WHAT IS NEEDED: Identify and reproduce every line holding the string "vrednosti".

»»

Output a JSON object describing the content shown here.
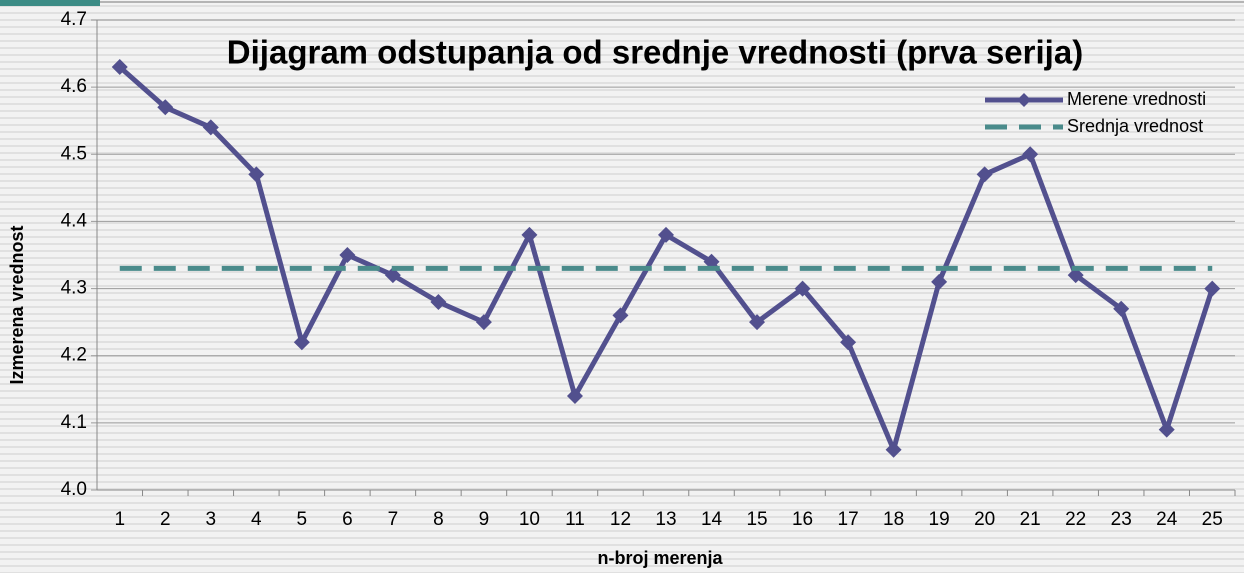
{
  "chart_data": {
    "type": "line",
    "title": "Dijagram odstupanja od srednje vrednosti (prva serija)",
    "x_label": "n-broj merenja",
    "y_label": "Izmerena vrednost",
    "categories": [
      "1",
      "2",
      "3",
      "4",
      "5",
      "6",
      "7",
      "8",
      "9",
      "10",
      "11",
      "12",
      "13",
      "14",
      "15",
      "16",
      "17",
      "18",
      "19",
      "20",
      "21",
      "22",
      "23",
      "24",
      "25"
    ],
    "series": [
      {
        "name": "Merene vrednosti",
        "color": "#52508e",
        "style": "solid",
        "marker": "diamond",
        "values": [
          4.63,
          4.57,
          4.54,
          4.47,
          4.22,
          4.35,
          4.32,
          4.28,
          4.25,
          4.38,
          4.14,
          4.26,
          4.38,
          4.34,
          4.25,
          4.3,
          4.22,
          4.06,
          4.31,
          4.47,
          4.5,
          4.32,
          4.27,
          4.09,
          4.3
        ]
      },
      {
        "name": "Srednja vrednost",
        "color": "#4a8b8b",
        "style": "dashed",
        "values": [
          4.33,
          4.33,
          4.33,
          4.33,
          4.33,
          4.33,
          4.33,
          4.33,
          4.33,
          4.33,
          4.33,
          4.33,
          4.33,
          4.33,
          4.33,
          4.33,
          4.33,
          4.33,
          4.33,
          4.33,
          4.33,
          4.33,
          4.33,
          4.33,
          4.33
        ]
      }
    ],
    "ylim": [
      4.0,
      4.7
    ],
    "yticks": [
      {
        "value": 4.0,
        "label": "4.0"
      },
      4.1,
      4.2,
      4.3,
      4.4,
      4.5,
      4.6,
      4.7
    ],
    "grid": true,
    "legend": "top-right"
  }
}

««
»»

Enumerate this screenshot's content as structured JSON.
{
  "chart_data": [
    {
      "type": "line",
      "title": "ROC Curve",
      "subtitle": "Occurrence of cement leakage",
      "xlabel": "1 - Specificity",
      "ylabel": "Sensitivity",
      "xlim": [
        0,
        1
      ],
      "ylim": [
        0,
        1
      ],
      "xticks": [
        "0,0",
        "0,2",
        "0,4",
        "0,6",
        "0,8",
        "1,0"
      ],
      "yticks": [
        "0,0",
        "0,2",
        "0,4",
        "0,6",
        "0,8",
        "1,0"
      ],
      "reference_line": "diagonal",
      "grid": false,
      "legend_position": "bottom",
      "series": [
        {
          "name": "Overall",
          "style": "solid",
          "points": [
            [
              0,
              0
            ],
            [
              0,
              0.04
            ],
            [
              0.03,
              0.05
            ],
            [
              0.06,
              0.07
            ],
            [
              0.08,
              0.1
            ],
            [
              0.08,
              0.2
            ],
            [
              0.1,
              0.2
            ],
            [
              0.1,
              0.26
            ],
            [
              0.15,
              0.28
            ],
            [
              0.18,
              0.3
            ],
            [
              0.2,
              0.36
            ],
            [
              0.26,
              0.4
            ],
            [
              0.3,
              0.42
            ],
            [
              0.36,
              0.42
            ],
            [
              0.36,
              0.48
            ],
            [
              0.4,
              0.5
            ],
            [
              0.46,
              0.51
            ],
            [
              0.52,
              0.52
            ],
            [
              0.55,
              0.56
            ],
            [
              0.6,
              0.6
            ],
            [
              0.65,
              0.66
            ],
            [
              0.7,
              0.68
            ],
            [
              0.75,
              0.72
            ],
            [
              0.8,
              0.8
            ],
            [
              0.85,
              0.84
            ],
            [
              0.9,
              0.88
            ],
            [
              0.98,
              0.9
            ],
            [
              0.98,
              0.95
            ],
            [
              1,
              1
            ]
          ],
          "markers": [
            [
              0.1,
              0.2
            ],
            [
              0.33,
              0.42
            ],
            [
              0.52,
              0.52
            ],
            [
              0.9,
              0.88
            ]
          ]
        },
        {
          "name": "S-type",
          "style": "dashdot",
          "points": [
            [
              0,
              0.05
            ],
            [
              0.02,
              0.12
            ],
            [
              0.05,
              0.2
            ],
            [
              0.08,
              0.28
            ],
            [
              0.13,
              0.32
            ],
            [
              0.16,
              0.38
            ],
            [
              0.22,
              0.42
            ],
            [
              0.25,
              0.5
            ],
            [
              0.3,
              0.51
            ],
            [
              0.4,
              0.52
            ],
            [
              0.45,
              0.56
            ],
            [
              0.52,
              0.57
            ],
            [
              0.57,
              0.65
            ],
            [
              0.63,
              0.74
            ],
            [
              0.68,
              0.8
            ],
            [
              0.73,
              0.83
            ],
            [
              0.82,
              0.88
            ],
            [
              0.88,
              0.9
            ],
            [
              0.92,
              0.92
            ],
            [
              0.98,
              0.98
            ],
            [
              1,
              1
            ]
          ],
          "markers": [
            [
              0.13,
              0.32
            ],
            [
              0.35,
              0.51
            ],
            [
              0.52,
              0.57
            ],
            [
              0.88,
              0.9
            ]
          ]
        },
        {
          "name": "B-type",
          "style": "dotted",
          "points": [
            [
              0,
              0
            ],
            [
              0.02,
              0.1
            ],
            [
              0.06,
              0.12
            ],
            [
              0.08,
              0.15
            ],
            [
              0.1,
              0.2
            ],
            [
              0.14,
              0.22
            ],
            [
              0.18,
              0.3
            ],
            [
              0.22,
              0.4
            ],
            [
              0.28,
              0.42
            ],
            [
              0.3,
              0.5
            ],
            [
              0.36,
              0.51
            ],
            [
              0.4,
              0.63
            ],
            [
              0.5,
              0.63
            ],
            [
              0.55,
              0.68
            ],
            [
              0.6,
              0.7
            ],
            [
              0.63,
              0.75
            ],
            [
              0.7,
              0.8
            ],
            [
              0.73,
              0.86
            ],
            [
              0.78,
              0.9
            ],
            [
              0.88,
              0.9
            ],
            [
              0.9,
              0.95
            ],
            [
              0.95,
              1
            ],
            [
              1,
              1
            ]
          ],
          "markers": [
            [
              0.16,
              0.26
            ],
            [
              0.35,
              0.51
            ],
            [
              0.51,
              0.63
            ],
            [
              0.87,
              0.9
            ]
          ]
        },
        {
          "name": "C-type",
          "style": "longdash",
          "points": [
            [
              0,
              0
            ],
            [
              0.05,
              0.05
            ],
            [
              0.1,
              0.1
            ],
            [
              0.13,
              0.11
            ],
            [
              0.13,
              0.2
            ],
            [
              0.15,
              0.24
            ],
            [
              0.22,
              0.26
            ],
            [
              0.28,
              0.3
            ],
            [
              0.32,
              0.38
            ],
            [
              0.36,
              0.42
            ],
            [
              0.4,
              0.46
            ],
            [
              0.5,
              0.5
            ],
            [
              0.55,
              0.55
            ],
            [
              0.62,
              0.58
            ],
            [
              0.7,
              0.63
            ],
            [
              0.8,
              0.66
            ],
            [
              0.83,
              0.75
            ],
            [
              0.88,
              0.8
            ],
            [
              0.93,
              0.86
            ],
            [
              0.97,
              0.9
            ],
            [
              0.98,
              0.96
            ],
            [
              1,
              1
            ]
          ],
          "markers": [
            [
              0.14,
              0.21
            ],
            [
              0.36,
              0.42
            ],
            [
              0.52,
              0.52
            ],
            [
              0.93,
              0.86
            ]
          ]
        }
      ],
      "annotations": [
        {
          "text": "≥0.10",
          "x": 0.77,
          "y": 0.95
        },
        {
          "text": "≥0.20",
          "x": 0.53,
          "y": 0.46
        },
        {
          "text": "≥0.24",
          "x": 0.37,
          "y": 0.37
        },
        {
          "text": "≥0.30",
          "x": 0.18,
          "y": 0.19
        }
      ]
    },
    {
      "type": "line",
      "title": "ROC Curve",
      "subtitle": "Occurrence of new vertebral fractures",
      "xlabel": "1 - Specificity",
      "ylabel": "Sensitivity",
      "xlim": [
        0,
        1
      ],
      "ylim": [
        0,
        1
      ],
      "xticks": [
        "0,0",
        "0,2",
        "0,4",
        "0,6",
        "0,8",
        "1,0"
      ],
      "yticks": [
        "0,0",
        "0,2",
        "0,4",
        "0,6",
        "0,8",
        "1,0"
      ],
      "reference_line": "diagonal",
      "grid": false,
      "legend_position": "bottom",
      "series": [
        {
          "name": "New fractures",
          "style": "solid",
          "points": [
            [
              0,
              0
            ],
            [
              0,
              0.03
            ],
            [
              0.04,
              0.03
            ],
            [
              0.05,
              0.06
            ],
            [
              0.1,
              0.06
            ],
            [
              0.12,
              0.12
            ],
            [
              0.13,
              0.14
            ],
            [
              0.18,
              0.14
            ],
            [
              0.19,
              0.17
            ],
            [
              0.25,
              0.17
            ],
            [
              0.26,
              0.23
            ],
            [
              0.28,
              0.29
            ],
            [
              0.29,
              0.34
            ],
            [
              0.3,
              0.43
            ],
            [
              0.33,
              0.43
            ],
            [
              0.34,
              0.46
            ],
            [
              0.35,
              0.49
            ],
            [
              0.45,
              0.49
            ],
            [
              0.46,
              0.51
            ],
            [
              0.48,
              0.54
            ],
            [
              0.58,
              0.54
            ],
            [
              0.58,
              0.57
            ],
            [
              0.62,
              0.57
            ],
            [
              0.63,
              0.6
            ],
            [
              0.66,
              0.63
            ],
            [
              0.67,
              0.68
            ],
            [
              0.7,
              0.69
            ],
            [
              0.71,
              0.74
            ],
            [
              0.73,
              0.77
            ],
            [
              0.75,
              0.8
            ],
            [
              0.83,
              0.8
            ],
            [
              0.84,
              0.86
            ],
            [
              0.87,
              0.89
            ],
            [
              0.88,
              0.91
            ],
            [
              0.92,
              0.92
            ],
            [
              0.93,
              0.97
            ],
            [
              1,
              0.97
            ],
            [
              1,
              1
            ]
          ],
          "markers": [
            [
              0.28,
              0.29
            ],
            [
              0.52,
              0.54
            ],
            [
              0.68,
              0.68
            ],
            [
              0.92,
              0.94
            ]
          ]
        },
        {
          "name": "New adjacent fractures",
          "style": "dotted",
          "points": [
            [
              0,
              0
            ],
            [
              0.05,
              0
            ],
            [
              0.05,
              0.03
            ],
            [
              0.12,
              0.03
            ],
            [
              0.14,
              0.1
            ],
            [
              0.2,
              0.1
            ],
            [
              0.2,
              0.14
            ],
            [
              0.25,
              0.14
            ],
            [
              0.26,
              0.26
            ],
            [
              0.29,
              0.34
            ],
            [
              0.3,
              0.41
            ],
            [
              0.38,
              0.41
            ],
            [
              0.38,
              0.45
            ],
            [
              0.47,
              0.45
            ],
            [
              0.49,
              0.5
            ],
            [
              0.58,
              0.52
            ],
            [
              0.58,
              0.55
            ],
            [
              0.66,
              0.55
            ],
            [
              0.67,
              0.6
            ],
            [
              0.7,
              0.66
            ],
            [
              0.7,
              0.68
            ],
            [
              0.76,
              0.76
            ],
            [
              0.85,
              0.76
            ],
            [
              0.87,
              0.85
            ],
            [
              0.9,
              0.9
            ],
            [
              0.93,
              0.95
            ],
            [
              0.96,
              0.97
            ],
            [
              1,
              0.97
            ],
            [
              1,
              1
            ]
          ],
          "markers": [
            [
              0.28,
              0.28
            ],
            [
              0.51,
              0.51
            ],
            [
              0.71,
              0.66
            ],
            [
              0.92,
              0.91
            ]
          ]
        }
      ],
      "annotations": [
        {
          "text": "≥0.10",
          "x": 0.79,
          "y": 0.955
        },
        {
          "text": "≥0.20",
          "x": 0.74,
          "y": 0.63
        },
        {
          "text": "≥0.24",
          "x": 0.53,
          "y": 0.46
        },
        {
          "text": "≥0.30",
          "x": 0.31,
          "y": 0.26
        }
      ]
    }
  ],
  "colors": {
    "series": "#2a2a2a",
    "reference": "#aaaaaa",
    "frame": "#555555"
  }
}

««

RESPONSE:
    "title": "Dijagram odstupanja od srednje vrednosti (prva serija)",
        "name": "Merene vrednosti",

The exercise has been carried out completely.